### PROBLEM
Filter the listing below, copying every line in which the word "JSON" appears.

### PROVIDED INFORMATION
= = = = =
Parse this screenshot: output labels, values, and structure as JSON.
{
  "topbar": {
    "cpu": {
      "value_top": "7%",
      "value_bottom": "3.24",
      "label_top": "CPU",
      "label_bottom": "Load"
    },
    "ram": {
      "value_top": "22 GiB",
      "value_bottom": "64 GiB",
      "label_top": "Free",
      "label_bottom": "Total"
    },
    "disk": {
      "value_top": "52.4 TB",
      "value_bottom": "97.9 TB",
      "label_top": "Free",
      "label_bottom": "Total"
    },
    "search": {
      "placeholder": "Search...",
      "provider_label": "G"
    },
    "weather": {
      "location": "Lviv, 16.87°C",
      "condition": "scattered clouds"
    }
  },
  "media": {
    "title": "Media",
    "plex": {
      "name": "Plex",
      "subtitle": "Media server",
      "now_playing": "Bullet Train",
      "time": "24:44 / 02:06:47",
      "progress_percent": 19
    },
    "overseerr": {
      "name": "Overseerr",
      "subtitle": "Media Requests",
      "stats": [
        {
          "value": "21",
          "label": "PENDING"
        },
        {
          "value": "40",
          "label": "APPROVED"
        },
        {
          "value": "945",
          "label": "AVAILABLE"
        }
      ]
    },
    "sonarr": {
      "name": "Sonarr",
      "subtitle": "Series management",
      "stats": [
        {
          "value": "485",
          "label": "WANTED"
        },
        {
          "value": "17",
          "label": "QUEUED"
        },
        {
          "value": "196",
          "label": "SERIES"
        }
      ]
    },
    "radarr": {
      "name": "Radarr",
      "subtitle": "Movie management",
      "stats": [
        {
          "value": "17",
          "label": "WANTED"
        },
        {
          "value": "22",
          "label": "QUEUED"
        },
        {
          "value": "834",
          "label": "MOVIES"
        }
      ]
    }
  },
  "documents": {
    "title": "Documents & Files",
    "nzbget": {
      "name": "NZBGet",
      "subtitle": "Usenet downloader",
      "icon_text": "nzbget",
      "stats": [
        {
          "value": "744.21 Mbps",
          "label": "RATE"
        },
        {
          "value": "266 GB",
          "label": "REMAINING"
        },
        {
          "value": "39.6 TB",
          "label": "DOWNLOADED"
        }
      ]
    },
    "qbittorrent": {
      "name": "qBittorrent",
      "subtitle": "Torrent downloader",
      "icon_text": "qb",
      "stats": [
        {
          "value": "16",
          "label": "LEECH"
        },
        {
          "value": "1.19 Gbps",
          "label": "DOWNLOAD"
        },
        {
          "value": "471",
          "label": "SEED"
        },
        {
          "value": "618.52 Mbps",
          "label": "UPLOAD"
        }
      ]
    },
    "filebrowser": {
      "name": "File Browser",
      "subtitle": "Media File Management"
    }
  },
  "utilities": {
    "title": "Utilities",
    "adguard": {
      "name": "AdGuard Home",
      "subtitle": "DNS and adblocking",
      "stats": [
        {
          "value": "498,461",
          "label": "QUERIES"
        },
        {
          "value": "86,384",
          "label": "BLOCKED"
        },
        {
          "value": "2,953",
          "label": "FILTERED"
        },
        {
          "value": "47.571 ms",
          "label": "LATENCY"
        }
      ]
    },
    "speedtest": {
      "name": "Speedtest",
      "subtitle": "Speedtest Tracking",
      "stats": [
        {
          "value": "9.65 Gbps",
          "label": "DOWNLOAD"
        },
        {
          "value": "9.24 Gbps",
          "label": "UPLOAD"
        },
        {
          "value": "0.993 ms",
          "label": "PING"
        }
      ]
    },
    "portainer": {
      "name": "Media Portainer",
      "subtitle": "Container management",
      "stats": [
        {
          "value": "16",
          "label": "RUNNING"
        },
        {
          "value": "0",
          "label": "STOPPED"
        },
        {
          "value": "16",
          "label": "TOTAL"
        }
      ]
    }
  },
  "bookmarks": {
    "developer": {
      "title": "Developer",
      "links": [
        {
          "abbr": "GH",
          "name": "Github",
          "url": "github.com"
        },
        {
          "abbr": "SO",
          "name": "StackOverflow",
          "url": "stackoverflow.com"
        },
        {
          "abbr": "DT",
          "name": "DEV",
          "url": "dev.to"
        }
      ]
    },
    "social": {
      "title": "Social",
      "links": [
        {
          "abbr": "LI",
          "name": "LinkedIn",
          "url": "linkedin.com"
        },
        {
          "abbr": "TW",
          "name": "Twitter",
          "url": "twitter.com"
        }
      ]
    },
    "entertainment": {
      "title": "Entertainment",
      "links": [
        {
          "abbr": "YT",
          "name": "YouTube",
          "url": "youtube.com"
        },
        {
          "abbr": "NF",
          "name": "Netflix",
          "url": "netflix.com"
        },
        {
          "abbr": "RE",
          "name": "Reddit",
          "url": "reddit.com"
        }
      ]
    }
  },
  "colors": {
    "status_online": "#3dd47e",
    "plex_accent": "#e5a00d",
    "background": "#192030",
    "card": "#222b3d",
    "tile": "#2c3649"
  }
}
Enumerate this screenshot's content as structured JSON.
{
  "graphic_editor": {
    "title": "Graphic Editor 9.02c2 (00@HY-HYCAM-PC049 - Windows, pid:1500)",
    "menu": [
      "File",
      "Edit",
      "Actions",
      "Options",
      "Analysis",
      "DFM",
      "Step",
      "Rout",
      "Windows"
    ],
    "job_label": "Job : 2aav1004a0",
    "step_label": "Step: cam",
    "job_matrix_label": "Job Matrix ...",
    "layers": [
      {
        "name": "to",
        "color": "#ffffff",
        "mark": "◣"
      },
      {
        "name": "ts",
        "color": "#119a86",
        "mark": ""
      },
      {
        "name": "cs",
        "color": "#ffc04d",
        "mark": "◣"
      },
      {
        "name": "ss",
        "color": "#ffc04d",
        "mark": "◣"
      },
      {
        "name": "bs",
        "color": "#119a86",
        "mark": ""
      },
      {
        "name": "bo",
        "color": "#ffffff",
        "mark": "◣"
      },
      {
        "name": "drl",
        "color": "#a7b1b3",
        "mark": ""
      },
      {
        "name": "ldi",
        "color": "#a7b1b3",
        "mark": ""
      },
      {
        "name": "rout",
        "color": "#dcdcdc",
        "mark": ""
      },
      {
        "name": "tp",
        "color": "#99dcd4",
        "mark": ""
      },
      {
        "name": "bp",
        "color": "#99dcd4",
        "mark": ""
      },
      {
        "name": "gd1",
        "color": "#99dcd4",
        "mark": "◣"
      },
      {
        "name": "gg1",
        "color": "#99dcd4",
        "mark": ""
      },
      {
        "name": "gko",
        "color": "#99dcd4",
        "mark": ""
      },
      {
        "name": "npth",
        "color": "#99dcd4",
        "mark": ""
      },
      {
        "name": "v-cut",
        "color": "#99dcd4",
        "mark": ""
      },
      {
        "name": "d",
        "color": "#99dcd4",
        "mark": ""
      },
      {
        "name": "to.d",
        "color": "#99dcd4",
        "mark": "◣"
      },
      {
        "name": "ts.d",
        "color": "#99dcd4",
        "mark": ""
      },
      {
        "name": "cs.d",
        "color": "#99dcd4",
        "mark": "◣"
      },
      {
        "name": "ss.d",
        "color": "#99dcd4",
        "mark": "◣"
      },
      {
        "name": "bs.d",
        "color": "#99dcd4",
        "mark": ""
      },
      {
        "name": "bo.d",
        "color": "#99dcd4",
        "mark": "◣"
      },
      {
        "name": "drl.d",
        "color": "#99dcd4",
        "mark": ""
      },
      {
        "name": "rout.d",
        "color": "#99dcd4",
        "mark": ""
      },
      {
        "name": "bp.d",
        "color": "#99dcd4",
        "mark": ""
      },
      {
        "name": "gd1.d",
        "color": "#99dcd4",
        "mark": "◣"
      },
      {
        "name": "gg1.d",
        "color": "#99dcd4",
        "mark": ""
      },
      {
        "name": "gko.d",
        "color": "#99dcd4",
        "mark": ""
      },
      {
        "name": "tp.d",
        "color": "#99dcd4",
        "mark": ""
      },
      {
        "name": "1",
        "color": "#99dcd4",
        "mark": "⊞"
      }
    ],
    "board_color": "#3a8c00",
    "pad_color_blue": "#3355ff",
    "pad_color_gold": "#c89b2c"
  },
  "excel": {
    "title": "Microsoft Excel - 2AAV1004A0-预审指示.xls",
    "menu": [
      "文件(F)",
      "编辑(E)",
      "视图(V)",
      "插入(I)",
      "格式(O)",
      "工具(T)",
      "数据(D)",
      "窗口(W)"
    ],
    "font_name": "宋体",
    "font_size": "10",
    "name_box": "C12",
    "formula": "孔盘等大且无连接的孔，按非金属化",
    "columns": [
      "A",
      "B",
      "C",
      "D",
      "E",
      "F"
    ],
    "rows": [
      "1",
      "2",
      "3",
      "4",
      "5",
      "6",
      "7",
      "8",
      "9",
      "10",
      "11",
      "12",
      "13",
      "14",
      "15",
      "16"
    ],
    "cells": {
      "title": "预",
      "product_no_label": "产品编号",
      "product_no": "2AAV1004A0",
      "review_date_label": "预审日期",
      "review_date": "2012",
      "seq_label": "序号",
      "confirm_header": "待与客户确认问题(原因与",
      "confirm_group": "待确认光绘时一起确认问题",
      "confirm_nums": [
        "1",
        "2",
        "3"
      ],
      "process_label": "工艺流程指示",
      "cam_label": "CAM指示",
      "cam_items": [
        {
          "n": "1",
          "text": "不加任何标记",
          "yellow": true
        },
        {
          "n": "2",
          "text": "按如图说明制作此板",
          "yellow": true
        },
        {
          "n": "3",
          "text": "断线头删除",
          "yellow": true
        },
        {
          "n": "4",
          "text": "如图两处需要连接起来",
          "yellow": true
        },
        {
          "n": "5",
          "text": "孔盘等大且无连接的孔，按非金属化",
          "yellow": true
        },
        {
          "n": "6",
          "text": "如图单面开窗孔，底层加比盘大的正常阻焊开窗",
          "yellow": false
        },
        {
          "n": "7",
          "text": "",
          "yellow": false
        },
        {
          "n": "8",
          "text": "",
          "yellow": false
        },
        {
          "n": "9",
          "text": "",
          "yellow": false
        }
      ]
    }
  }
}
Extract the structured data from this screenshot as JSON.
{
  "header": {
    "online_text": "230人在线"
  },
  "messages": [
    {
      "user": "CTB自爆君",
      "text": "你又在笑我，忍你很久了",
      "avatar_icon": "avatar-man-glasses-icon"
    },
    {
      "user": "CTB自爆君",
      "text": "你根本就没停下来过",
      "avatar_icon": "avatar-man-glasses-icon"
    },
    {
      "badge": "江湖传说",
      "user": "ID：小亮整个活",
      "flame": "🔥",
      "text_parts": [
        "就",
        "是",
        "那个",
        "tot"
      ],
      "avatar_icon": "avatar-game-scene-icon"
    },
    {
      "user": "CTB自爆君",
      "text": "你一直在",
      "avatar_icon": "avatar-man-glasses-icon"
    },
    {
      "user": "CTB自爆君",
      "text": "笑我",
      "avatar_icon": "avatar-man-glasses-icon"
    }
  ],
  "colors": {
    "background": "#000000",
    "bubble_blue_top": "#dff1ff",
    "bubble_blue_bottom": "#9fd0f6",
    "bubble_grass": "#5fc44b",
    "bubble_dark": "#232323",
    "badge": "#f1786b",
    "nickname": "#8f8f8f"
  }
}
= = = = =
### OUTPUT
Parse this screenshot: output labels, values, and structure as JSON.
Enumerate this screenshot's content as structured JSON.
Extract the structured data from this screenshot as JSON.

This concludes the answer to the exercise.